● **Records excerpted from a collection**:

━━━━━━━━━━━━━━━━━━━━

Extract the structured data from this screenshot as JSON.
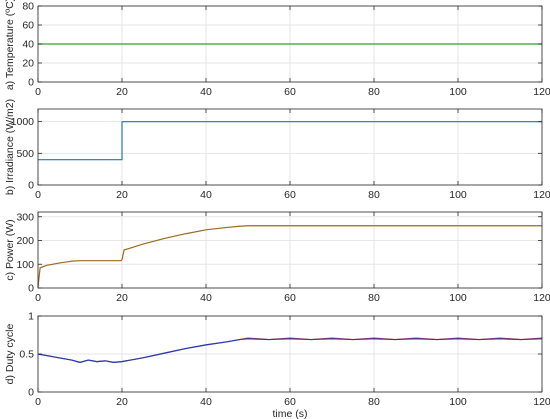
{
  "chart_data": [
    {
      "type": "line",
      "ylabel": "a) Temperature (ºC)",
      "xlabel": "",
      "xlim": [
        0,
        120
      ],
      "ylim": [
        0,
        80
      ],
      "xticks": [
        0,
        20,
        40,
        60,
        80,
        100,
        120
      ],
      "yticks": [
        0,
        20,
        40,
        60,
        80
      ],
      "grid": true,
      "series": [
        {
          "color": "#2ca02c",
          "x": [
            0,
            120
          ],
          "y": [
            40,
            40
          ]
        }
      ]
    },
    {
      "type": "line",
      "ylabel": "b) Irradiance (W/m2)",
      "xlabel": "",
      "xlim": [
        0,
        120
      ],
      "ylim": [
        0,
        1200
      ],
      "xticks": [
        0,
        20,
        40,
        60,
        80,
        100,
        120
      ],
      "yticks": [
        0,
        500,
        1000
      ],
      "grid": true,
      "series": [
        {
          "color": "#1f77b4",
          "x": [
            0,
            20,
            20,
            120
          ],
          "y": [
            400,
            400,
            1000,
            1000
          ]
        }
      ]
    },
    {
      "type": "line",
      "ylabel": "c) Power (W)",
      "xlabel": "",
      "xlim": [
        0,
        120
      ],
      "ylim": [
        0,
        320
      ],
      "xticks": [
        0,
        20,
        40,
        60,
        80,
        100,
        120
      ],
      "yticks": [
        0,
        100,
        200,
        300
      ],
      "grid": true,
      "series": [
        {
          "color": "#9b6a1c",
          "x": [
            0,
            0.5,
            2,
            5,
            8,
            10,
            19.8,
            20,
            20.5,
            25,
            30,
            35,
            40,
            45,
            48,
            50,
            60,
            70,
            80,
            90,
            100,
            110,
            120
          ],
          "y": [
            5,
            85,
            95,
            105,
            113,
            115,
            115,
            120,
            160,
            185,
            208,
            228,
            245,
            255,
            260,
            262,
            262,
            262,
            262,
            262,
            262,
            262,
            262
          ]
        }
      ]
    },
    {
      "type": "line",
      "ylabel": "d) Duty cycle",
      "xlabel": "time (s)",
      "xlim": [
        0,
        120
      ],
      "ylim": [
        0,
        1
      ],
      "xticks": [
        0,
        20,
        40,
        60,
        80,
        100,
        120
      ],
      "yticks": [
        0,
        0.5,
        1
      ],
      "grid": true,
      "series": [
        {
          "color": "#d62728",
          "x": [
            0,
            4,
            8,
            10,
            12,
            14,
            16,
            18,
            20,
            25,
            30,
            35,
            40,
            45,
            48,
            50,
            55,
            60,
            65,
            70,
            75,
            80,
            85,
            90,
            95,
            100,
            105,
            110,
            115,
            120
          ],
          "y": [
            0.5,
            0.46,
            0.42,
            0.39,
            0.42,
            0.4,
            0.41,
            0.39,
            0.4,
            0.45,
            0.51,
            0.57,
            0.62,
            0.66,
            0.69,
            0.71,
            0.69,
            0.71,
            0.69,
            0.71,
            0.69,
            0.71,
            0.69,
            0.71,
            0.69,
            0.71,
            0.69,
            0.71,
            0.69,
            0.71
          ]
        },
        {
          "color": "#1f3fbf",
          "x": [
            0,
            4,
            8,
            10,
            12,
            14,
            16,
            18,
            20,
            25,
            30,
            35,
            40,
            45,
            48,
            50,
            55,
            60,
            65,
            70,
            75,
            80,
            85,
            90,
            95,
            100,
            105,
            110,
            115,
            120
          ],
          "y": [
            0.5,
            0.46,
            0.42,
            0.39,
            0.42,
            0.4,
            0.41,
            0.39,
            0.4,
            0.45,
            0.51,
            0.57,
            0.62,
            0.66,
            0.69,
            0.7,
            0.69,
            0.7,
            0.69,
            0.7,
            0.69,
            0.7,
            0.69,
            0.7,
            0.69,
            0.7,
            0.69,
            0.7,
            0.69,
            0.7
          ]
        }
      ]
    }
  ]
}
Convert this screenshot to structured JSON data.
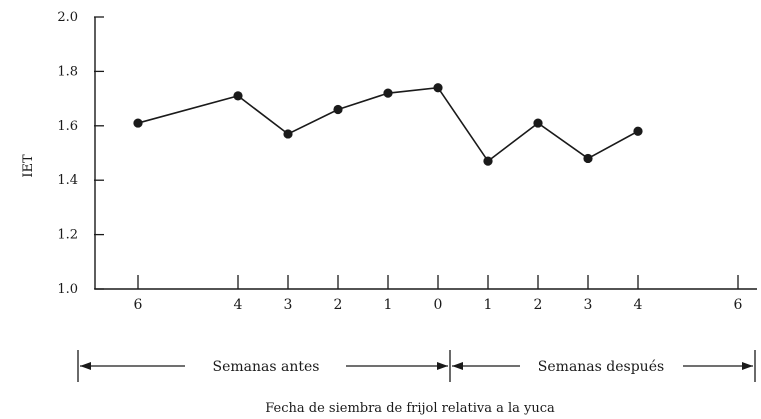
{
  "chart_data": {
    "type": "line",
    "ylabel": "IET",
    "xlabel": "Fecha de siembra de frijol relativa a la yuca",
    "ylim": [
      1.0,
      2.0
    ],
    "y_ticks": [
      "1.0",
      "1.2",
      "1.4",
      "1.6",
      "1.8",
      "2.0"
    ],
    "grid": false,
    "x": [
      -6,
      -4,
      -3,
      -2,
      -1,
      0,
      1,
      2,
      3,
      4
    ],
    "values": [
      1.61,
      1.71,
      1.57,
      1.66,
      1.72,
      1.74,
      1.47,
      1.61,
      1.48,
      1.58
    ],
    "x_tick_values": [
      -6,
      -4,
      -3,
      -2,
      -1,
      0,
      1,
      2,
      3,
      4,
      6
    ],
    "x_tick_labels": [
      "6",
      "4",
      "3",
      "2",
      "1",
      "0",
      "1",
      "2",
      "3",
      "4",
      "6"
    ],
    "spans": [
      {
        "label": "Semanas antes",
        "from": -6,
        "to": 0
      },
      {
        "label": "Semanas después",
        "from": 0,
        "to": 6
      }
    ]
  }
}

━━━━━━━━━━━━━━━━━━━━

● **What is needed**: Write out every record above exactly as it stands, but leave out the pictures.

● **Solution**:
Extract the structured data from this screenshot as JSON.
{
  "chart_data": [
    {
      "type": "line",
      "ylabel": "a) Temperature (ºC)",
      "xlabel": "",
      "xlim": [
        0,
        120
      ],
      "ylim": [
        0,
        80
      ],
      "xticks": [
        0,
        20,
        40,
        60,
        80,
        100,
        120
      ],
      "yticks": [
        0,
        20,
        40,
        60,
        80
      ],
      "grid": true,
      "series": [
        {
          "color": "#2ca02c",
          "x": [
            0,
            120
          ],
          "y": [
            40,
            40
          ]
        }
      ]
    },
    {
      "type": "line",
      "ylabel": "b) Irradiance (W/m2)",
      "xlabel": "",
      "xlim": [
        0,
        120
      ],
      "ylim": [
        0,
        1200
      ],
      "xticks": [
        0,
        20,
        40,
        60,
        80,
        100,
        120
      ],
      "yticks": [
        0,
        500,
        1000
      ],
      "grid": true,
      "series": [
        {
          "color": "#1f77b4",
          "x": [
            0,
            20,
            20,
            120
          ],
          "y": [
            400,
            400,
            1000,
            1000
          ]
        }
      ]
    },
    {
      "type": "line",
      "ylabel": "c) Power (W)",
      "xlabel": "",
      "xlim": [
        0,
        120
      ],
      "ylim": [
        0,
        320
      ],
      "xticks": [
        0,
        20,
        40,
        60,
        80,
        100,
        120
      ],
      "yticks": [
        0,
        100,
        200,
        300
      ],
      "grid": true,
      "series": [
        {
          "color": "#9b6a1c",
          "x": [
            0,
            0.5,
            2,
            5,
            8,
            10,
            19.8,
            20,
            20.5,
            25,
            30,
            35,
            40,
            45,
            48,
            50,
            60,
            70,
            80,
            90,
            100,
            110,
            120
          ],
          "y": [
            5,
            85,
            95,
            105,
            113,
            115,
            115,
            120,
            160,
            185,
            208,
            228,
            245,
            255,
            260,
            262,
            262,
            262,
            262,
            262,
            262,
            262,
            262
          ]
        }
      ]
    },
    {
      "type": "line",
      "ylabel": "d) Duty cycle",
      "xlabel": "time (s)",
      "xlim": [
        0,
        120
      ],
      "ylim": [
        0,
        1
      ],
      "xticks": [
        0,
        20,
        40,
        60,
        80,
        100,
        120
      ],
      "yticks": [
        0,
        0.5,
        1
      ],
      "grid": true,
      "series": [
        {
          "color": "#d62728",
          "x": [
            0,
            4,
            8,
            10,
            12,
            14,
            16,
            18,
            20,
            25,
            30,
            35,
            40,
            45,
            48,
            50,
            55,
            60,
            65,
            70,
            75,
            80,
            85,
            90,
            95,
            100,
            105,
            110,
            115,
            120
          ],
          "y": [
            0.5,
            0.46,
            0.42,
            0.39,
            0.42,
            0.4,
            0.41,
            0.39,
            0.4,
            0.45,
            0.51,
            0.57,
            0.62,
            0.66,
            0.69,
            0.71,
            0.69,
            0.71,
            0.69,
            0.71,
            0.69,
            0.71,
            0.69,
            0.71,
            0.69,
            0.71,
            0.69,
            0.71,
            0.69,
            0.71
          ]
        },
        {
          "color": "#1f3fbf",
          "x": [
            0,
            4,
            8,
            10,
            12,
            14,
            16,
            18,
            20,
            25,
            30,
            35,
            40,
            45,
            48,
            50,
            55,
            60,
            65,
            70,
            75,
            80,
            85,
            90,
            95,
            100,
            105,
            110,
            115,
            120
          ],
          "y": [
            0.5,
            0.46,
            0.42,
            0.39,
            0.42,
            0.4,
            0.41,
            0.39,
            0.4,
            0.45,
            0.51,
            0.57,
            0.62,
            0.66,
            0.69,
            0.7,
            0.69,
            0.7,
            0.69,
            0.7,
            0.69,
            0.7,
            0.69,
            0.7,
            0.69,
            0.7,
            0.69,
            0.7,
            0.69,
            0.7
          ]
        }
      ]
    }
  ]
}
Convert this screenshot to structured JSON data.
{
  "chart_data": {
    "type": "line",
    "ylabel": "IET",
    "xlabel": "Fecha de siembra de frijol relativa a la yuca",
    "ylim": [
      1.0,
      2.0
    ],
    "y_ticks": [
      "1.0",
      "1.2",
      "1.4",
      "1.6",
      "1.8",
      "2.0"
    ],
    "grid": false,
    "x": [
      -6,
      -4,
      -3,
      -2,
      -1,
      0,
      1,
      2,
      3,
      4
    ],
    "values": [
      1.61,
      1.71,
      1.57,
      1.66,
      1.72,
      1.74,
      1.47,
      1.61,
      1.48,
      1.58
    ],
    "x_tick_values": [
      -6,
      -4,
      -3,
      -2,
      -1,
      0,
      1,
      2,
      3,
      4,
      6
    ],
    "x_tick_labels": [
      "6",
      "4",
      "3",
      "2",
      "1",
      "0",
      "1",
      "2",
      "3",
      "4",
      "6"
    ],
    "spans": [
      {
        "label": "Semanas antes",
        "from": -6,
        "to": 0
      },
      {
        "label": "Semanas después",
        "from": 0,
        "to": 6
      }
    ]
  }
}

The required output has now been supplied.